▶ Exercise brief:
Keep every line where the word "TikTok" appears; drop the rest.

Data records:
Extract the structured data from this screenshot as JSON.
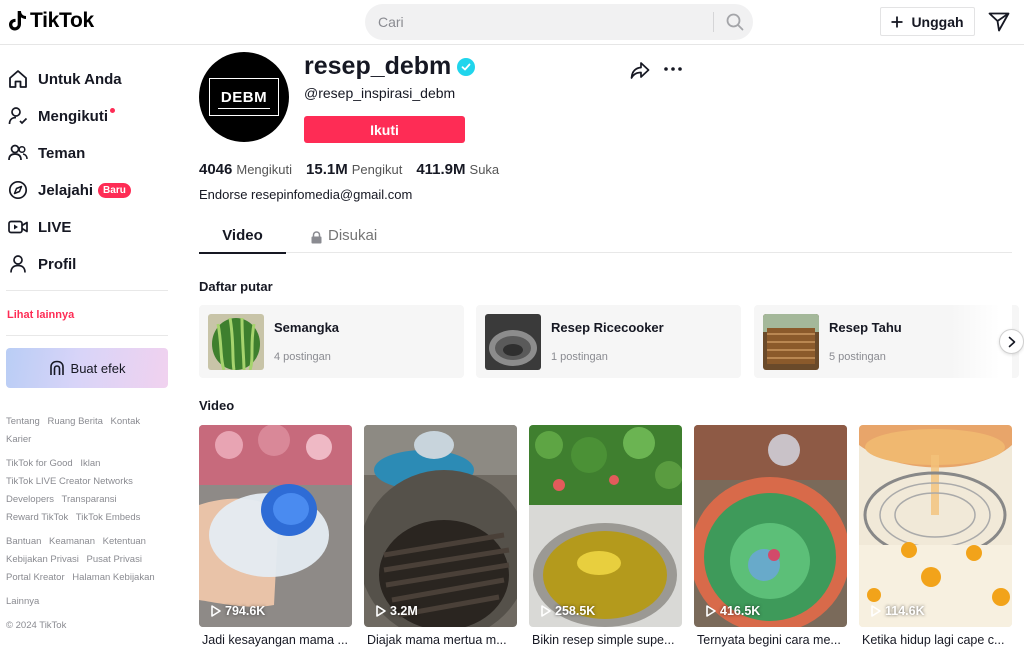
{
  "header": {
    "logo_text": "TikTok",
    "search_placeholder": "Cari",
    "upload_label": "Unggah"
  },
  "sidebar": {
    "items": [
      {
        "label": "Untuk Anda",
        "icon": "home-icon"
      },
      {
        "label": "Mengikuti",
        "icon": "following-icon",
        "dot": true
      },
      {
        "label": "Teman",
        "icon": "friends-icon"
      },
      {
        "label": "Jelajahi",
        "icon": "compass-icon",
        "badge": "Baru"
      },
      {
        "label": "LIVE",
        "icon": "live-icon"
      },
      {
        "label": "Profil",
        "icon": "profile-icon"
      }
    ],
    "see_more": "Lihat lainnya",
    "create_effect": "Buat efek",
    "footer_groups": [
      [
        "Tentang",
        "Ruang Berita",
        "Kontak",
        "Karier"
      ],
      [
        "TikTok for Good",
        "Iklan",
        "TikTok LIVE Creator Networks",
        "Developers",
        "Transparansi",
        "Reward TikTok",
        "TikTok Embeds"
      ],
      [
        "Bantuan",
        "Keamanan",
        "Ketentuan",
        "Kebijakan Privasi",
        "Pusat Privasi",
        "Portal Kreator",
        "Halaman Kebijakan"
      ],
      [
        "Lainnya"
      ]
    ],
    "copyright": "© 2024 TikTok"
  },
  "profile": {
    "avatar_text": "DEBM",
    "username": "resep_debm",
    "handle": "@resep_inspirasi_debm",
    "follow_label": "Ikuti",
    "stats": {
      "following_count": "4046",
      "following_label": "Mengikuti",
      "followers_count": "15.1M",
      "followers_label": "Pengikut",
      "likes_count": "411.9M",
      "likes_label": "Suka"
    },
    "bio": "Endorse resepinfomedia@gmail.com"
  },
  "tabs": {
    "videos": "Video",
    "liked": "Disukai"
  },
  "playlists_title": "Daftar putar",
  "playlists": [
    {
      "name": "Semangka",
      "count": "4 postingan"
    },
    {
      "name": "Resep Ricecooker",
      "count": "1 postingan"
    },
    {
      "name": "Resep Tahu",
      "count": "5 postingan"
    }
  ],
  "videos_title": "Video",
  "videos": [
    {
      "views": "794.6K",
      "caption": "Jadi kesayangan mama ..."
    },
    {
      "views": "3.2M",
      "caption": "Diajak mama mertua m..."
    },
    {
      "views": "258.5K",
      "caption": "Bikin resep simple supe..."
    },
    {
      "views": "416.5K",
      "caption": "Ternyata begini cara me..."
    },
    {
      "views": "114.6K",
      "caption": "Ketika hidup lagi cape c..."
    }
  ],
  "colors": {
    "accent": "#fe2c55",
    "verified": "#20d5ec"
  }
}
---
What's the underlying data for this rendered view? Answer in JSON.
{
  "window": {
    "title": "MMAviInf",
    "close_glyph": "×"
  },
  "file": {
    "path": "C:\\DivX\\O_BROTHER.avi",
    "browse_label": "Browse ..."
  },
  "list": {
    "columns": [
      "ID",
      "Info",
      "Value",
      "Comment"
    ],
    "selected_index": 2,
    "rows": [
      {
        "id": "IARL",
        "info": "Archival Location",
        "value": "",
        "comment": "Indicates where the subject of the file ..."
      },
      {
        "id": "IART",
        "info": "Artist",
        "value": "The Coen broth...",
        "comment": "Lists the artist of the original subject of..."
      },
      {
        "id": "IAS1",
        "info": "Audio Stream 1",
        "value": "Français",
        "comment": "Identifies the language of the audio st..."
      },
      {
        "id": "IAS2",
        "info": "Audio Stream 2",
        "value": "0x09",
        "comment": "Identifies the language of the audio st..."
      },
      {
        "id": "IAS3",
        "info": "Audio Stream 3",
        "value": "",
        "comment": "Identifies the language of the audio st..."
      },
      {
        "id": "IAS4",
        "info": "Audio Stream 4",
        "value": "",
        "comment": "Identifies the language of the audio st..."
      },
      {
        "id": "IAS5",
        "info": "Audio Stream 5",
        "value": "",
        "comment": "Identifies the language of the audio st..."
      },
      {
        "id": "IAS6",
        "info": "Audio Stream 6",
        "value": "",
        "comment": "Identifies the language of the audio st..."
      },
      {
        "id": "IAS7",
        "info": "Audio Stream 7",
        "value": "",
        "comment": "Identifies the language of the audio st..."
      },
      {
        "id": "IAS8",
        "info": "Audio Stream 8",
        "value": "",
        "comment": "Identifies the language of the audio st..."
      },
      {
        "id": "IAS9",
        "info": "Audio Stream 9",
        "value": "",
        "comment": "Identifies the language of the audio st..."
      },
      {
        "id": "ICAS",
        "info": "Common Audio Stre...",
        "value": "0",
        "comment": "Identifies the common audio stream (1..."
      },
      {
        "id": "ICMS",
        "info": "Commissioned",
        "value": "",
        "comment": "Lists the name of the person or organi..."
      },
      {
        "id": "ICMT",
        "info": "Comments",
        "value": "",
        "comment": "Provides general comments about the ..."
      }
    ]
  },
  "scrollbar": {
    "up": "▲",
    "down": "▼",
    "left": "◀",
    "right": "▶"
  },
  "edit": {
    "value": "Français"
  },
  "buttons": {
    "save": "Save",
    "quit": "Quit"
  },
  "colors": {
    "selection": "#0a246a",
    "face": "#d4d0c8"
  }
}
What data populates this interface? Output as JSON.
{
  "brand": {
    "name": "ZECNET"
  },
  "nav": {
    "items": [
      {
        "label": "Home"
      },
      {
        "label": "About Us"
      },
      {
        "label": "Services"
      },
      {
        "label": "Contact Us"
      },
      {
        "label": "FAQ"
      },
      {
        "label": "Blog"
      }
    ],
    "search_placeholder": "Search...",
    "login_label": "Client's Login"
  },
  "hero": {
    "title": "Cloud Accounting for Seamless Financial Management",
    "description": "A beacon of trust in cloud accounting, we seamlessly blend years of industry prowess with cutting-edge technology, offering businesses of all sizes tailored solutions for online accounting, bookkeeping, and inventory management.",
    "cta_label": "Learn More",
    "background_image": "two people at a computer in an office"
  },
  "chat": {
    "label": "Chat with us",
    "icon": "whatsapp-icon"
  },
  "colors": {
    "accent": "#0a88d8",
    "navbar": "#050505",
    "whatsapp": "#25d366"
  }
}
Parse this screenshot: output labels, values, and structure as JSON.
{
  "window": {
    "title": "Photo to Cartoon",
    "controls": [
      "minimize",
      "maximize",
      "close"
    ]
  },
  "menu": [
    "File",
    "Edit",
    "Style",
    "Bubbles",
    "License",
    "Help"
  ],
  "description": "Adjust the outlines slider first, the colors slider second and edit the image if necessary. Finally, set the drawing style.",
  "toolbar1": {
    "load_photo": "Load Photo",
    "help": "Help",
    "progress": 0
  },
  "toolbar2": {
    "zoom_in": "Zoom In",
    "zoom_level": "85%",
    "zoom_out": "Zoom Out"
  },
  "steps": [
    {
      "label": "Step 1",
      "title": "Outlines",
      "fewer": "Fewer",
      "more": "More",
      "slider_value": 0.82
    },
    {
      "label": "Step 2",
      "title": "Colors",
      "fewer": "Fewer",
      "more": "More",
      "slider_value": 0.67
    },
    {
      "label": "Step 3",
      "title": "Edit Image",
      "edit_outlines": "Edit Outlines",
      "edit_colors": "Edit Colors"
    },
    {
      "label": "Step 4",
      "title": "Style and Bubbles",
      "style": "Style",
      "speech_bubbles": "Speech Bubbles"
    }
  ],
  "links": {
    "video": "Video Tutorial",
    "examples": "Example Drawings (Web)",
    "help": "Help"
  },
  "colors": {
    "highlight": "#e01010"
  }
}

▶ Solved problem:
    "logo_text": "TikTok",
        "TikTok for Good",
        "TikTok LIVE Creator Networks",
        "Reward TikTok",
        "TikTok Embeds"
    "copyright": "© 2024 TikTok"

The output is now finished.